Set down, in full, every record in the block.

PROVIDED MATERIAL
____________

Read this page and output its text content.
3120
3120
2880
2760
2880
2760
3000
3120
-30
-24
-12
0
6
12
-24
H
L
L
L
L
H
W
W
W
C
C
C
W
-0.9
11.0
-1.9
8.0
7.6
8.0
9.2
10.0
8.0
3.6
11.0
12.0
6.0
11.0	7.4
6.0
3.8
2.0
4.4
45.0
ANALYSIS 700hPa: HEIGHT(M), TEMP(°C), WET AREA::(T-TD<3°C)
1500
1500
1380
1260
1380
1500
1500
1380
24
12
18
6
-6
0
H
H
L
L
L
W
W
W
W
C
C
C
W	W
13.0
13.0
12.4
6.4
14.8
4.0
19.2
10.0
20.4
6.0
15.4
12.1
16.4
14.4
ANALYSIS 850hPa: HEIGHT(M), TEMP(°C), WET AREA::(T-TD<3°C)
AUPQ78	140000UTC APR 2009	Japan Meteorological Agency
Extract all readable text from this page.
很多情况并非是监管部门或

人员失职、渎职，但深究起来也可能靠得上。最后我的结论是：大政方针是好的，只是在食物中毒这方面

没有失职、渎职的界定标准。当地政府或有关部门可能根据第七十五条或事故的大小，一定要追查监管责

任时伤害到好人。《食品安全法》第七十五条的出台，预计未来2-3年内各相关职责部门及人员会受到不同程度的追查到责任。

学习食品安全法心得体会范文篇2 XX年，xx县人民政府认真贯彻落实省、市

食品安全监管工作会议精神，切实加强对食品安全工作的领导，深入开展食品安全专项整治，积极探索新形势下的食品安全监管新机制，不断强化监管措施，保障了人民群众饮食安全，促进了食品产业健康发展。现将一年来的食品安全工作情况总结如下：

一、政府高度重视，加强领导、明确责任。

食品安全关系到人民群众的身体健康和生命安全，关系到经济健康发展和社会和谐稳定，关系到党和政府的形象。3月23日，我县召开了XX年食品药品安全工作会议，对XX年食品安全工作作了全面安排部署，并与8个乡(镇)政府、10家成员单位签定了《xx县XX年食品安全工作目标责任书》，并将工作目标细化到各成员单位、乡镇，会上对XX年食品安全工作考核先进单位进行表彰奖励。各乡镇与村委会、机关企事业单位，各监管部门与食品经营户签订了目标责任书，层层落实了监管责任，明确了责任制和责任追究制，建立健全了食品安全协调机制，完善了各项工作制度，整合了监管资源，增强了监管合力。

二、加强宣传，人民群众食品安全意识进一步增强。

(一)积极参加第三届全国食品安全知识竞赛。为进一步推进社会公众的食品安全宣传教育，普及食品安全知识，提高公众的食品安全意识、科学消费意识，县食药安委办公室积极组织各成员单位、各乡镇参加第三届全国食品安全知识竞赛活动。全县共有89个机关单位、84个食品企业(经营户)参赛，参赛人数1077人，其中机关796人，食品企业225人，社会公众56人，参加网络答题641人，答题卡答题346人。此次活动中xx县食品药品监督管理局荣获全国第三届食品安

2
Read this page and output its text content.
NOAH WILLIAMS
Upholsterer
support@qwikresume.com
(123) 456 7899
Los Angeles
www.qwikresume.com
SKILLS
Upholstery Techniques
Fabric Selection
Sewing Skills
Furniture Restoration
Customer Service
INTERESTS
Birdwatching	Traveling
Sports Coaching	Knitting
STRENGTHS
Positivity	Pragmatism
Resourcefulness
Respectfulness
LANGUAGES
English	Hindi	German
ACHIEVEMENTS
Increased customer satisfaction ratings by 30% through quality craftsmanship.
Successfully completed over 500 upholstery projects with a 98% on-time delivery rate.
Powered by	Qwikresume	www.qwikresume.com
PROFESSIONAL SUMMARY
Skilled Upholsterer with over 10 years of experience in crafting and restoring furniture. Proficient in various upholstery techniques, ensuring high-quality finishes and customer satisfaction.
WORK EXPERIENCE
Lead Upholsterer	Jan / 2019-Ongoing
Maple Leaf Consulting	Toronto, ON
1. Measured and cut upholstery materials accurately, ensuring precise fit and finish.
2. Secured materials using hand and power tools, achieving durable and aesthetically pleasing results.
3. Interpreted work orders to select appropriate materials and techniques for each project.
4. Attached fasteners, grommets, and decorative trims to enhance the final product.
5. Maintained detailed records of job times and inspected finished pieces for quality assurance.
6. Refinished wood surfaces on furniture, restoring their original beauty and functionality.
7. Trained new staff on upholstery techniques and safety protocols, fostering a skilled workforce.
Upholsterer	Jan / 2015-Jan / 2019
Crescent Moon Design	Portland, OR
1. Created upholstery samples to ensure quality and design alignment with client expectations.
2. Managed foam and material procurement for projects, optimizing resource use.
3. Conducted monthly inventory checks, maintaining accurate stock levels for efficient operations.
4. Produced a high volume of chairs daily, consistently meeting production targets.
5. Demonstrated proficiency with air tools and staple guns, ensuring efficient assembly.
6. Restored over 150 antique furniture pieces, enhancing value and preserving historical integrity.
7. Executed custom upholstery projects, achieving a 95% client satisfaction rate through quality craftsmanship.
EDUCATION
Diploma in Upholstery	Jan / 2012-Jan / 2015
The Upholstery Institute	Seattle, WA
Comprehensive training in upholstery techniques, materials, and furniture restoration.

____________

RESPONSE TO THE EXERCISE
Read this page and output its text content.
3120
3120
2880
2760
2880
2760
3000
3120
-30
-24
-12
0
6
12
-24
H
L
L
L
L
H
W
W
W
C
C
C
W
-0.9
11.0
-1.9
8.0
7.6
8.0
9.2
10.0
8.0
3.6
11.0
12.0
6.0
11.0	7.4
6.0
3.8
2.0
4.4
45.0
ANALYSIS 700hPa: HEIGHT(M), TEMP(°C), WET AREA::(T-TD<3°C)
1500
1500
1380
1260
1380
1500
1500
1380
24
12
18
6
-6
0
H
H
L
L
L
W
W
W
W
C
C
C
W	W
13.0
13.0
12.4
6.4
14.8
4.0
19.2
10.0
20.4
6.0
15.4
12.1
16.4
14.4
ANALYSIS 850hPa: HEIGHT(M), TEMP(°C), WET AREA::(T-TD<3°C)
AUPQ78	140000UTC APR 2009	Japan Meteorological Agency
Extract all readable text from this page.
很多情况并非是监管部门或

人员失职、渎职，但深究起来也可能靠得上。最后我的结论是：大政方针是好的，只是在食物中毒这方面

没有失职、渎职的界定标准。当地政府或有关部门可能根据第七十五条或事故的大小，一定要追查监管责

任时伤害到好人。《食品安全法》第七十五条的出台，预计未来2-3年内各相关职责部门及人员会受到不同程度的追查到责任。

学习食品安全法心得体会范文篇2 XX年，xx县人民政府认真贯彻落实省、市

食品安全监管工作会议精神，切实加强对食品安全工作的领导，深入开展食品安全专项整治，积极探索新形势下的食品安全监管新机制，不断强化监管措施，保障了人民群众饮食安全，促进了食品产业健康发展。现将一年来的食品安全工作情况总结如下：

一、政府高度重视，加强领导、明确责任。

食品安全关系到人民群众的身体健康和生命安全，关系到经济健康发展和社会和谐稳定，关系到党和政府的形象。3月23日，我县召开了XX年食品药品安全工作会议，对XX年食品安全工作作了全面安排部署，并与8个乡(镇)政府、10家成员单位签定了《xx县XX年食品安全工作目标责任书》，并将工作目标细化到各成员单位、乡镇，会上对XX年食品安全工作考核先进单位进行表彰奖励。各乡镇与村委会、机关企事业单位，各监管部门与食品经营户签订了目标责任书，层层落实了监管责任，明确了责任制和责任追究制，建立健全了食品安全协调机制，完善了各项工作制度，整合了监管资源，增强了监管合力。

二、加强宣传，人民群众食品安全意识进一步增强。

(一)积极参加第三届全国食品安全知识竞赛。为进一步推进社会公众的食品安全宣传教育，普及食品安全知识，提高公众的食品安全意识、科学消费意识，县食药安委办公室积极组织各成员单位、各乡镇参加第三届全国食品安全知识竞赛活动。全县共有89个机关单位、84个食品企业(经营户)参赛，参赛人数1077人，其中机关796人，食品企业225人，社会公众56人，参加网络答题641人，答题卡答题346人。此次活动中xx县食品药品监督管理局荣获全国第三届食品安

2
Read this page and output its text content.
NOAH WILLIAMS
Upholsterer
support@qwikresume.com
(123) 456 7899
Los Angeles
www.qwikresume.com
SKILLS
Upholstery Techniques
Fabric Selection
Sewing Skills
Furniture Restoration
Customer Service
INTERESTS
Birdwatching	Traveling
Sports Coaching	Knitting
STRENGTHS
Positivity	Pragmatism
Resourcefulness
Respectfulness
LANGUAGES
English	Hindi	German
ACHIEVEMENTS
Increased customer satisfaction ratings by 30% through quality craftsmanship.
Successfully completed over 500 upholstery projects with a 98% on-time delivery rate.
Powered by	Qwikresume	www.qwikresume.com
PROFESSIONAL SUMMARY
Skilled Upholsterer with over 10 years of experience in crafting and restoring furniture. Proficient in various upholstery techniques, ensuring high-quality finishes and customer satisfaction.
WORK EXPERIENCE
Lead Upholsterer	Jan / 2019-Ongoing
Maple Leaf Consulting	Toronto, ON
1. Measured and cut upholstery materials accurately, ensuring precise fit and finish.
2. Secured materials using hand and power tools, achieving durable and aesthetically pleasing results.
3. Interpreted work orders to select appropriate materials and techniques for each project.
4. Attached fasteners, grommets, and decorative trims to enhance the final product.
5. Maintained detailed records of job times and inspected finished pieces for quality assurance.
6. Refinished wood surfaces on furniture, restoring their original beauty and functionality.
7. Trained new staff on upholstery techniques and safety protocols, fostering a skilled workforce.
Upholsterer	Jan / 2015-Jan / 2019
Crescent Moon Design	Portland, OR
1. Created upholstery samples to ensure quality and design alignment with client expectations.
2. Managed foam and material procurement for projects, optimizing resource use.
3. Conducted monthly inventory checks, maintaining accurate stock levels for efficient operations.
4. Produced a high volume of chairs daily, consistently meeting production targets.
5. Demonstrated proficiency with air tools and staple guns, ensuring efficient assembly.
6. Restored over 150 antique furniture pieces, enhancing value and preserving historical integrity.
7. Executed custom upholstery projects, achieving a 95% client satisfaction rate through quality craftsmanship.
EDUCATION
Diploma in Upholstery	Jan / 2012-Jan / 2015
The Upholstery Institute	Seattle, WA
Comprehensive training in upholstery techniques, materials, and furniture restoration.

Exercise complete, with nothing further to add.